--- START ---

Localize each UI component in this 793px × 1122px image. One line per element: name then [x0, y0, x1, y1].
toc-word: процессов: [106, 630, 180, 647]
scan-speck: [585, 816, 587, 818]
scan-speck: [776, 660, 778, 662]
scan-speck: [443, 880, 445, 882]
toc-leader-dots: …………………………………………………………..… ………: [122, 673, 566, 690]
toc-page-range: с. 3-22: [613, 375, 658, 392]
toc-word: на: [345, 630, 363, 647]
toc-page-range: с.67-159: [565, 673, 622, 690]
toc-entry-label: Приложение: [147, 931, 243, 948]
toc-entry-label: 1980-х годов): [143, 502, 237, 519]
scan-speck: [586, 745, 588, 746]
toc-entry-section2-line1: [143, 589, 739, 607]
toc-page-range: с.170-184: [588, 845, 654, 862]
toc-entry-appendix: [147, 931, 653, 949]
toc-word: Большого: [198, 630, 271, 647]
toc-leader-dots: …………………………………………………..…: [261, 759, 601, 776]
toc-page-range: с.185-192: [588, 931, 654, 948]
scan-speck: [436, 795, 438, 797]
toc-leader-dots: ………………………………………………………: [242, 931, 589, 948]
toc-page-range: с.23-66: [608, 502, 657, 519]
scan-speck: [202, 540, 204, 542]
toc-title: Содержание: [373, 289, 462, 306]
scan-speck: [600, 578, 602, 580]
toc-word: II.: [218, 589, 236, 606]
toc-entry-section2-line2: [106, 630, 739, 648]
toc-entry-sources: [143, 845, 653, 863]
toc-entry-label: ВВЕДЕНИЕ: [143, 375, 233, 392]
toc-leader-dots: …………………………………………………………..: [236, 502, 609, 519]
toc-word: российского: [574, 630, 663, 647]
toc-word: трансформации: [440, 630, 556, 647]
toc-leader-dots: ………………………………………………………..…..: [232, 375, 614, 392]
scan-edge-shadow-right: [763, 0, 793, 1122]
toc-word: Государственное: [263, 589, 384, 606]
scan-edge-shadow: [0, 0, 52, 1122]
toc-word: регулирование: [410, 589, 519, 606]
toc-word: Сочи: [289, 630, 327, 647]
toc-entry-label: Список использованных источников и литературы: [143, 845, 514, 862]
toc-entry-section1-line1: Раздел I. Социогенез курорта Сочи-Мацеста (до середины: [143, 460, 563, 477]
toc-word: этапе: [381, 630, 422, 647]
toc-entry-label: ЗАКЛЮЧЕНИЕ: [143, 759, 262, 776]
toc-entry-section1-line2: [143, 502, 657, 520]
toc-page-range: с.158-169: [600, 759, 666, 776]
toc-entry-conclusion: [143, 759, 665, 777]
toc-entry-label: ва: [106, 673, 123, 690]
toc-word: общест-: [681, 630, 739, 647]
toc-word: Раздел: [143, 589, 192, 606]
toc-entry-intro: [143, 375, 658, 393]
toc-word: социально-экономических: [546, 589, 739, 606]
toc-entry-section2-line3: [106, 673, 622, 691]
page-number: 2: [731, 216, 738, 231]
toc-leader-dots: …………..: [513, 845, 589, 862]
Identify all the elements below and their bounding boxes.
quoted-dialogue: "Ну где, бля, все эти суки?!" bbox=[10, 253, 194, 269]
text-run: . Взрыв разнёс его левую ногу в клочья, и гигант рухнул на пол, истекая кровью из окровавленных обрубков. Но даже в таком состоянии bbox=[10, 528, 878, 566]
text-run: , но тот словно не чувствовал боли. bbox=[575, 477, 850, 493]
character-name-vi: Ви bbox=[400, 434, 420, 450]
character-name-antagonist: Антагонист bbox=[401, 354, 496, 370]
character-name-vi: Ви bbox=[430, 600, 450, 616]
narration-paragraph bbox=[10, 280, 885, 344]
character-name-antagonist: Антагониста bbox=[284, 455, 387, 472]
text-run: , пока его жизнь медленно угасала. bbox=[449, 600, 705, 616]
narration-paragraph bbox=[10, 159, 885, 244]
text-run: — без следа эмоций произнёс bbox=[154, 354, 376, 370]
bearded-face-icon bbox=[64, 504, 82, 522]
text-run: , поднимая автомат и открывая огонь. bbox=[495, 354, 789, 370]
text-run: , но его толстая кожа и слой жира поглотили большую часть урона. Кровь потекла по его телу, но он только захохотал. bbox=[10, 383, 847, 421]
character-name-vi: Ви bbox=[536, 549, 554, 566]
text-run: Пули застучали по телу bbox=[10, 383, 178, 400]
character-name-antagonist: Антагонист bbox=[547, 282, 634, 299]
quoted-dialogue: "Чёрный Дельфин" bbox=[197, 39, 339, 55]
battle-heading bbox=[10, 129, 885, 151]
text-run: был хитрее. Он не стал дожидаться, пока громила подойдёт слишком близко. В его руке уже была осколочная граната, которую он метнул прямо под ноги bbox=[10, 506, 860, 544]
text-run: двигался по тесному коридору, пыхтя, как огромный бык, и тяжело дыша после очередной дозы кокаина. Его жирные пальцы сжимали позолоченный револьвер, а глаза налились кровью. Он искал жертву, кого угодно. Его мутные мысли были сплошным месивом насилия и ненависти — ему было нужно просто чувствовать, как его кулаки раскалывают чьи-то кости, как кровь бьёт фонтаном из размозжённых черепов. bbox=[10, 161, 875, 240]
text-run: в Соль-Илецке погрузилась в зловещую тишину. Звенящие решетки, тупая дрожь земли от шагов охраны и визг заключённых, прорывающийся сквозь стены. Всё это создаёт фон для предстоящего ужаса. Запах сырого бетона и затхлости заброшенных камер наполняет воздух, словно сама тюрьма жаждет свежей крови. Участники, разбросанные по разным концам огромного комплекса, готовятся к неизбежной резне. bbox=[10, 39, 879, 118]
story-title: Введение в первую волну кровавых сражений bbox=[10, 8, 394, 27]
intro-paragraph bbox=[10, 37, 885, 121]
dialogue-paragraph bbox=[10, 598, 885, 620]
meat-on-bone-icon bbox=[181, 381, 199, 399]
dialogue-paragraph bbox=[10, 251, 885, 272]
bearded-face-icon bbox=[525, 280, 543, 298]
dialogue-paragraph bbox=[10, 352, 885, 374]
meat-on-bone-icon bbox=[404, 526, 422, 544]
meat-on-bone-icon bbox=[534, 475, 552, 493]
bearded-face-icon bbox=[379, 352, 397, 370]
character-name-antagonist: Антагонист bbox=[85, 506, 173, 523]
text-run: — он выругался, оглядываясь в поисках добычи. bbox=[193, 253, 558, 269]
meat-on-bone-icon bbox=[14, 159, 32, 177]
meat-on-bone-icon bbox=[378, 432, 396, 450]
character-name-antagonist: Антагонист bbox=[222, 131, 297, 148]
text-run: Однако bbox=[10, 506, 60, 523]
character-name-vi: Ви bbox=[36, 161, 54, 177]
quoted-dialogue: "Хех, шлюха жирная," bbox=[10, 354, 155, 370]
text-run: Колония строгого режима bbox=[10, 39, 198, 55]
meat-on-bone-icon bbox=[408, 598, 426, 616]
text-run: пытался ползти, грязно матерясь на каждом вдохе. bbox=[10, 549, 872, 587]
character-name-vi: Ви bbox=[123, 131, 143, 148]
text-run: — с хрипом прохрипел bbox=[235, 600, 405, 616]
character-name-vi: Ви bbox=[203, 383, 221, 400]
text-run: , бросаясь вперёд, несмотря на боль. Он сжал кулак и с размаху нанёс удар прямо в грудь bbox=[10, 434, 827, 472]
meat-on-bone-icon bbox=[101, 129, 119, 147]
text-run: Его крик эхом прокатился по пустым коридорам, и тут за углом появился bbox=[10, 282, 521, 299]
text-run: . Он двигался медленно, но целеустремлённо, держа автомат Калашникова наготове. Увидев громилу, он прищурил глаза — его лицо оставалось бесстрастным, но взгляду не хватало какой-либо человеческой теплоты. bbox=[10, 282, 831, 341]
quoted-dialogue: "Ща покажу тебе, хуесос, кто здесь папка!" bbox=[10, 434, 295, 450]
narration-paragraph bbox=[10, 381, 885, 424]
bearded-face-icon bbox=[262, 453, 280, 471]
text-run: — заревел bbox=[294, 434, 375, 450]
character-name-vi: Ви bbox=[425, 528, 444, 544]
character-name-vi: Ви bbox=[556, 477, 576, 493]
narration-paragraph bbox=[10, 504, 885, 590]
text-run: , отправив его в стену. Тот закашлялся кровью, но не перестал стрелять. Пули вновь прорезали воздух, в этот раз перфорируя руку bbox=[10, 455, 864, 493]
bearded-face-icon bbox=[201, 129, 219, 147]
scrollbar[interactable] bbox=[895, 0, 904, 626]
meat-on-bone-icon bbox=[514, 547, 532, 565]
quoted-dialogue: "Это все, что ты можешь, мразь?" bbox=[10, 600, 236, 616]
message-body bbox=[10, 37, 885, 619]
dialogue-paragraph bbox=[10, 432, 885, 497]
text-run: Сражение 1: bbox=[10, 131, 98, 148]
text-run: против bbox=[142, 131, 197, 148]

--- END ---

#### [REQUIREMENTS]
Copy out the data word for word, from its first line through the line containing "toc-page-range: с.185-192: [588, 931, 654, 948]", including both.

#### [SOLUTION TO THIS EXERCISE]
Localize each UI component in this 793px × 1122px image. One line per element: name then [x0, y0, x1, y1].
toc-word: процессов: [106, 630, 180, 647]
scan-speck: [585, 816, 587, 818]
scan-speck: [776, 660, 778, 662]
scan-speck: [443, 880, 445, 882]
toc-leader-dots: …………………………………………………………..… ………: [122, 673, 566, 690]
toc-page-range: с. 3-22: [613, 375, 658, 392]
toc-word: на: [345, 630, 363, 647]
toc-page-range: с.67-159: [565, 673, 622, 690]
toc-entry-label: Приложение: [147, 931, 243, 948]
toc-entry-label: 1980-х годов): [143, 502, 237, 519]
scan-speck: [586, 745, 588, 746]
toc-entry-section2-line1: [143, 589, 739, 607]
toc-page-range: с.170-184: [588, 845, 654, 862]
toc-entry-appendix: [147, 931, 653, 949]
toc-word: Большого: [198, 630, 271, 647]
toc-leader-dots: …………………………………………………..…: [261, 759, 601, 776]
toc-page-range: с.185-192: [588, 931, 654, 948]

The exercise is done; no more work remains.